● Collection entries

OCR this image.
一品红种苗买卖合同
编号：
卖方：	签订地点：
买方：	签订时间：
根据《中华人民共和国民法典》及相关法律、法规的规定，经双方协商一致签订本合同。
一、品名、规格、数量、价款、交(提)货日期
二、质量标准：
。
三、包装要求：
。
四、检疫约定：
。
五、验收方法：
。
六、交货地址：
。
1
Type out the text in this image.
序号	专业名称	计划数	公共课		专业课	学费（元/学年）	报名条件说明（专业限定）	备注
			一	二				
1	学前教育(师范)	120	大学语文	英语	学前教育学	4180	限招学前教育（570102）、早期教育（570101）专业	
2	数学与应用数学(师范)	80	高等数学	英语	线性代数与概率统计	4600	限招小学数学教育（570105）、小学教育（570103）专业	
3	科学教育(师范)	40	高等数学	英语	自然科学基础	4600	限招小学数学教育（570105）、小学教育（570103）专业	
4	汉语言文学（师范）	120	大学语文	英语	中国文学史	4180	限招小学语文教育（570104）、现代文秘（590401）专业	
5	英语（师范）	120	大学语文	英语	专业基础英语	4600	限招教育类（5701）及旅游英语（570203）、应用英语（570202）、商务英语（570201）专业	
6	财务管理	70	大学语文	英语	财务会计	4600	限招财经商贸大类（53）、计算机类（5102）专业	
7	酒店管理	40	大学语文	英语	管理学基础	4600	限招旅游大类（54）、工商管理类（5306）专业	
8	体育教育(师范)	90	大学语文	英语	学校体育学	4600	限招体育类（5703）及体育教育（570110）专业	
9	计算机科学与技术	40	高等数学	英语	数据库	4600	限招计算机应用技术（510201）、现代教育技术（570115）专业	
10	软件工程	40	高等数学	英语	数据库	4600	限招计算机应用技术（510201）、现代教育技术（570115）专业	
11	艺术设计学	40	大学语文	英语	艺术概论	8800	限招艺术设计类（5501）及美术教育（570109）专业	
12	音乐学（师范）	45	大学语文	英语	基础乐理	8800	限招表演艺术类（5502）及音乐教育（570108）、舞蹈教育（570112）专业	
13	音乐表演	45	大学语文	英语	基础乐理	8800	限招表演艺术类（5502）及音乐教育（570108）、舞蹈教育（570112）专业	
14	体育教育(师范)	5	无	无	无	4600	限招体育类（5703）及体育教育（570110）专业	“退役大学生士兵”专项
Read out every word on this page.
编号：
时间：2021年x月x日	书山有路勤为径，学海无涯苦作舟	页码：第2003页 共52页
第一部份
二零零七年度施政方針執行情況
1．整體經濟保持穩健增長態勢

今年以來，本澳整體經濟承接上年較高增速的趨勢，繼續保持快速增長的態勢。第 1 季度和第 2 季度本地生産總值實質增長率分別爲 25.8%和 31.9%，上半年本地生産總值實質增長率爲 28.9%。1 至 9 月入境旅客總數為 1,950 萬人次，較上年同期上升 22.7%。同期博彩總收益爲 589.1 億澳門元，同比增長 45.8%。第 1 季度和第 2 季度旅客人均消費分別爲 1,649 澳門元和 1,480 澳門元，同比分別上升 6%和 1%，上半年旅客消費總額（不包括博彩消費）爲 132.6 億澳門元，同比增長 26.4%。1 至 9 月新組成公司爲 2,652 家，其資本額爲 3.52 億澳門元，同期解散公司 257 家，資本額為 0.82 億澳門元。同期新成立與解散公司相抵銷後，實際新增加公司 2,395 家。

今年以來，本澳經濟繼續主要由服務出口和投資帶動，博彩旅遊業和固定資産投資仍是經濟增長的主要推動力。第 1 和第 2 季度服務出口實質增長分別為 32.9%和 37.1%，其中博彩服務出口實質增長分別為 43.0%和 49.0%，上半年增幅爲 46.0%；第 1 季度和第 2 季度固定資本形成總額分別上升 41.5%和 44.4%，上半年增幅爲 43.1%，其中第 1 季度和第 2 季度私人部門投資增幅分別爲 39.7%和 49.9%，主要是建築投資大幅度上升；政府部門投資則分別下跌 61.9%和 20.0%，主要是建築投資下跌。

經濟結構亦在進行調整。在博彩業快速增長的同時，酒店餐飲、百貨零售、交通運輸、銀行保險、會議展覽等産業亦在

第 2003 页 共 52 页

● THE PROBLEM
Quote verbatim the line containing "Read out every word on this page." and every line after it through the end of the records above.

● RESPONSE FOR THIS EXERCISE
Read out every word on this page.
编号：
时间：2021年x月x日	书山有路勤为径，学海无涯苦作舟	页码：第2003页 共52页
第一部份
二零零七年度施政方針執行情況
1．整體經濟保持穩健增長態勢

今年以來，本澳整體經濟承接上年較高增速的趨勢，繼續保持快速增長的態勢。第 1 季度和第 2 季度本地生産總值實質增長率分別爲 25.8%和 31.9%，上半年本地生産總值實質增長率爲 28.9%。1 至 9 月入境旅客總數為 1,950 萬人次，較上年同期上升 22.7%。同期博彩總收益爲 589.1 億澳門元，同比增長 45.8%。第 1 季度和第 2 季度旅客人均消費分別爲 1,649 澳門元和 1,480 澳門元，同比分別上升 6%和 1%，上半年旅客消費總額（不包括博彩消費）爲 132.6 億澳門元，同比增長 26.4%。1 至 9 月新組成公司爲 2,652 家，其資本額爲 3.52 億澳門元，同期解散公司 257 家，資本額為 0.82 億澳門元。同期新成立與解散公司相抵銷後，實際新增加公司 2,395 家。

今年以來，本澳經濟繼續主要由服務出口和投資帶動，博彩旅遊業和固定資産投資仍是經濟增長的主要推動力。第 1 和第 2 季度服務出口實質增長分別為 32.9%和 37.1%，其中博彩服務出口實質增長分別為 43.0%和 49.0%，上半年增幅爲 46.0%；第 1 季度和第 2 季度固定資本形成總額分別上升 41.5%和 44.4%，上半年增幅爲 43.1%，其中第 1 季度和第 2 季度私人部門投資增幅分別爲 39.7%和 49.9%，主要是建築投資大幅度上升；政府部門投資則分別下跌 61.9%和 20.0%，主要是建築投資下跌。

經濟結構亦在進行調整。在博彩業快速增長的同時，酒店餐飲、百貨零售、交通運輸、銀行保險、會議展覽等産業亦在

第 2003 页 共 52 页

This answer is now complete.